**WORK INSTRUCTIONS**
Below are some entries. Output each one exactly as it appears.

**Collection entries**
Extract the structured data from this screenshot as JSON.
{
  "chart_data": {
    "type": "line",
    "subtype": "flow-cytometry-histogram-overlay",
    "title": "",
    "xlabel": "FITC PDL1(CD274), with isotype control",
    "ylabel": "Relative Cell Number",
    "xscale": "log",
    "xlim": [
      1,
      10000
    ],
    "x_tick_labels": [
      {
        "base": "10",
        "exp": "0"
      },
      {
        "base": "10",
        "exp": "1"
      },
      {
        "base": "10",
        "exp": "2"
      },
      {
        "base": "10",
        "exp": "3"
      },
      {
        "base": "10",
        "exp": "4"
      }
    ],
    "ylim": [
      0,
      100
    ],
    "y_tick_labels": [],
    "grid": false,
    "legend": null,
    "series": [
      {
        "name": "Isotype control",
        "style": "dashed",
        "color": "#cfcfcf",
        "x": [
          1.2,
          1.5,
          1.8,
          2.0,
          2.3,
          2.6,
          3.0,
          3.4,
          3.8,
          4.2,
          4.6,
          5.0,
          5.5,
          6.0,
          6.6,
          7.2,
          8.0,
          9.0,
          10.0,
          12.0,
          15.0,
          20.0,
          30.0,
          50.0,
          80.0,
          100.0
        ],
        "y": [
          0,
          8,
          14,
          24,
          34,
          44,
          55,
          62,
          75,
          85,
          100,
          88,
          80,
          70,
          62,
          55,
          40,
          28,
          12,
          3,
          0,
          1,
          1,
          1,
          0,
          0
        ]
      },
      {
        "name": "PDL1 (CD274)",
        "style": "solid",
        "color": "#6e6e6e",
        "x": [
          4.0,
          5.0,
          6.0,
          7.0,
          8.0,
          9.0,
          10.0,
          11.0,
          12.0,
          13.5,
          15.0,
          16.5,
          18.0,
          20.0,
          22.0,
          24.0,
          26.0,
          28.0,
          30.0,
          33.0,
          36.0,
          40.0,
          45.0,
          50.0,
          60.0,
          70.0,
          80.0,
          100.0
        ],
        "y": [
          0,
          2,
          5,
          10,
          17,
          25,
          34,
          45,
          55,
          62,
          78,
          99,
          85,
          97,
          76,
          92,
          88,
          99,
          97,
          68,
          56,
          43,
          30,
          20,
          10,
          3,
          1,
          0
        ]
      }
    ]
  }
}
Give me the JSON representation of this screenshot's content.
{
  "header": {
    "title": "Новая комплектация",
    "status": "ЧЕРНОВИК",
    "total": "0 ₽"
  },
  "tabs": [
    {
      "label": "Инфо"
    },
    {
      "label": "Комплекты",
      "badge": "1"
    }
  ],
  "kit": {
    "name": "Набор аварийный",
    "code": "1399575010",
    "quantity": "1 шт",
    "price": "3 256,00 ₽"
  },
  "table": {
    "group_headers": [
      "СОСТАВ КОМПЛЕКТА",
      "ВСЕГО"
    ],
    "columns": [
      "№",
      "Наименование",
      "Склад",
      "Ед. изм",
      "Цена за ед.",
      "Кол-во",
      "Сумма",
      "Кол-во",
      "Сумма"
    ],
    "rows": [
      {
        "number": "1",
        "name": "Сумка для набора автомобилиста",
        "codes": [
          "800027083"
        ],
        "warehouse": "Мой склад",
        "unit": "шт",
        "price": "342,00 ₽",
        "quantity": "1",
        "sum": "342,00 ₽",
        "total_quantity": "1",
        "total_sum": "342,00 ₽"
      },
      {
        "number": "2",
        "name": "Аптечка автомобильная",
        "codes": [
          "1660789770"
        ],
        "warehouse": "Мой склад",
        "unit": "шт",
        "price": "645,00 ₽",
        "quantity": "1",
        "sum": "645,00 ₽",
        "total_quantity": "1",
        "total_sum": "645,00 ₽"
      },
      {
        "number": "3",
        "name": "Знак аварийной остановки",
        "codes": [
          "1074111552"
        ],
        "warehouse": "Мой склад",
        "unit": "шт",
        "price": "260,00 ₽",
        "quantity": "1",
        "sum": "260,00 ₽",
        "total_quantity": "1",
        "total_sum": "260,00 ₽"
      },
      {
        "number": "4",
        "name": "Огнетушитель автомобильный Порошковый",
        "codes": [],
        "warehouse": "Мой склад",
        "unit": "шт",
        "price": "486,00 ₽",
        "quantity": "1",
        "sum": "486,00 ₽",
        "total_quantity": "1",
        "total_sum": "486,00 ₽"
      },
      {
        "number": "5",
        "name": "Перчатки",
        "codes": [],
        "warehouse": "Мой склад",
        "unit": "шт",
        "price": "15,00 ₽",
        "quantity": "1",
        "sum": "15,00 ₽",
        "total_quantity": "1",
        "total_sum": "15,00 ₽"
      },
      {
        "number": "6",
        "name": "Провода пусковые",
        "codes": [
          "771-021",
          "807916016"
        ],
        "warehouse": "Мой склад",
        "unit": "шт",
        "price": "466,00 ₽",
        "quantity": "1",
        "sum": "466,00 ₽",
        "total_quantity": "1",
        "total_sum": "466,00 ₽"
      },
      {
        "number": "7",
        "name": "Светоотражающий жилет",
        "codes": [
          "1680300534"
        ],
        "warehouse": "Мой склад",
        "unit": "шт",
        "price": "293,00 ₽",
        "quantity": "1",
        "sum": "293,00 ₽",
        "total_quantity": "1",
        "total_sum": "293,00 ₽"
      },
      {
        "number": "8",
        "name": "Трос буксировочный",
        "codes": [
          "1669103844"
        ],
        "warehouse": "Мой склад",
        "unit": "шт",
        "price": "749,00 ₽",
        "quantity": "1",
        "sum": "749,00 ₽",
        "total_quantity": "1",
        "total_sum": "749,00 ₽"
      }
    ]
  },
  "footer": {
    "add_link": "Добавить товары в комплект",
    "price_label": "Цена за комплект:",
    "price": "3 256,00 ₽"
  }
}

**ANSWER FOR THIS EXERCISE**
Extract the structured data from this screenshot as JSON.
{
  "chart_data": {
    "type": "line",
    "subtype": "flow-cytometry-histogram-overlay",
    "title": "",
    "xlabel": "FITC PDL1(CD274), with isotype control",
    "ylabel": "Relative Cell Number",
    "xscale": "log",
    "xlim": [
      1,
      10000
    ],
    "x_tick_labels": [
      {
        "base": "10",
        "exp": "0"
      },
      {
        "base": "10",
        "exp": "1"
      },
      {
        "base": "10",
        "exp": "2"
      },
      {
        "base": "10",
        "exp": "3"
      },
      {
        "base": "10",
        "exp": "4"
      }
    ],
    "ylim": [
      0,
      100
    ],
    "y_tick_labels": [],
    "grid": false,
    "legend": null,
    "series": [
      {
        "name": "Isotype control",
        "style": "dashed",
        "color": "#cfcfcf",
        "x": [
          1.2,
          1.5,
          1.8,
          2.0,
          2.3,
          2.6,
          3.0,
          3.4,
          3.8,
          4.2,
          4.6,
          5.0,
          5.5,
          6.0,
          6.6,
          7.2,
          8.0,
          9.0,
          10.0,
          12.0,
          15.0,
          20.0,
          30.0,
          50.0,
          80.0,
          100.0
        ],
        "y": [
          0,
          8,
          14,
          24,
          34,
          44,
          55,
          62,
          75,
          85,
          100,
          88,
          80,
          70,
          62,
          55,
          40,
          28,
          12,
          3,
          0,
          1,
          1,
          1,
          0,
          0
        ]
      },
      {
        "name": "PDL1 (CD274)",
        "style": "solid",
        "color": "#6e6e6e",
        "x": [
          4.0,
          5.0,
          6.0,
          7.0,
          8.0,
          9.0,
          10.0,
          11.0,
          12.0,
          13.5,
          15.0,
          16.5,
          18.0,
          20.0,
          22.0,
          24.0,
          26.0,
          28.0,
          30.0,
          33.0,
          36.0,
          40.0,
          45.0,
          50.0,
          60.0,
          70.0,
          80.0,
          100.0
        ],
        "y": [
          0,
          2,
          5,
          10,
          17,
          25,
          34,
          45,
          55,
          62,
          78,
          99,
          85,
          97,
          76,
          92,
          88,
          99,
          97,
          68,
          56,
          43,
          30,
          20,
          10,
          3,
          1,
          0
        ]
      }
    ]
  }
}
Give me the JSON representation of this screenshot's content.
{
  "header": {
    "title": "Новая комплектация",
    "status": "ЧЕРНОВИК",
    "total": "0 ₽"
  },
  "tabs": [
    {
      "label": "Инфо"
    },
    {
      "label": "Комплекты",
      "badge": "1"
    }
  ],
  "kit": {
    "name": "Набор аварийный",
    "code": "1399575010",
    "quantity": "1 шт",
    "price": "3 256,00 ₽"
  },
  "table": {
    "group_headers": [
      "СОСТАВ КОМПЛЕКТА",
      "ВСЕГО"
    ],
    "columns": [
      "№",
      "Наименование",
      "Склад",
      "Ед. изм",
      "Цена за ед.",
      "Кол-во",
      "Сумма",
      "Кол-во",
      "Сумма"
    ],
    "rows": [
      {
        "number": "1",
        "name": "Сумка для набора автомобилиста",
        "codes": [
          "800027083"
        ],
        "warehouse": "Мой склад",
        "unit": "шт",
        "price": "342,00 ₽",
        "quantity": "1",
        "sum": "342,00 ₽",
        "total_quantity": "1",
        "total_sum": "342,00 ₽"
      },
      {
        "number": "2",
        "name": "Аптечка автомобильная",
        "codes": [
          "1660789770"
        ],
        "warehouse": "Мой склад",
        "unit": "шт",
        "price": "645,00 ₽",
        "quantity": "1",
        "sum": "645,00 ₽",
        "total_quantity": "1",
        "total_sum": "645,00 ₽"
      },
      {
        "number": "3",
        "name": "Знак аварийной остановки",
        "codes": [
          "1074111552"
        ],
        "warehouse": "Мой склад",
        "unit": "шт",
        "price": "260,00 ₽",
        "quantity": "1",
        "sum": "260,00 ₽",
        "total_quantity": "1",
        "total_sum": "260,00 ₽"
      },
      {
        "number": "4",
        "name": "Огнетушитель автомобильный Порошковый",
        "codes": [],
        "warehouse": "Мой склад",
        "unit": "шт",
        "price": "486,00 ₽",
        "quantity": "1",
        "sum": "486,00 ₽",
        "total_quantity": "1",
        "total_sum": "486,00 ₽"
      },
      {
        "number": "5",
        "name": "Перчатки",
        "codes": [],
        "warehouse": "Мой склад",
        "unit": "шт",
        "price": "15,00 ₽",
        "quantity": "1",
        "sum": "15,00 ₽",
        "total_quantity": "1",
        "total_sum": "15,00 ₽"
      },
      {
        "number": "6",
        "name": "Провода пусковые",
        "codes": [
          "771-021",
          "807916016"
        ],
        "warehouse": "Мой склад",
        "unit": "шт",
        "price": "466,00 ₽",
        "quantity": "1",
        "sum": "466,00 ₽",
        "total_quantity": "1",
        "total_sum": "466,00 ₽"
      },
      {
        "number": "7",
        "name": "Светоотражающий жилет",
        "codes": [
          "1680300534"
        ],
        "warehouse": "Мой склад",
        "unit": "шт",
        "price": "293,00 ₽",
        "quantity": "1",
        "sum": "293,00 ₽",
        "total_quantity": "1",
        "total_sum": "293,00 ₽"
      },
      {
        "number": "8",
        "name": "Трос буксировочный",
        "codes": [
          "1669103844"
        ],
        "warehouse": "Мой склад",
        "unit": "шт",
        "price": "749,00 ₽",
        "quantity": "1",
        "sum": "749,00 ₽",
        "total_quantity": "1",
        "total_sum": "749,00 ₽"
      }
    ]
  },
  "footer": {
    "add_link": "Добавить товары в комплект",
    "price_label": "Цена за комплект:",
    "price": "3 256,00 ₽"
  }
}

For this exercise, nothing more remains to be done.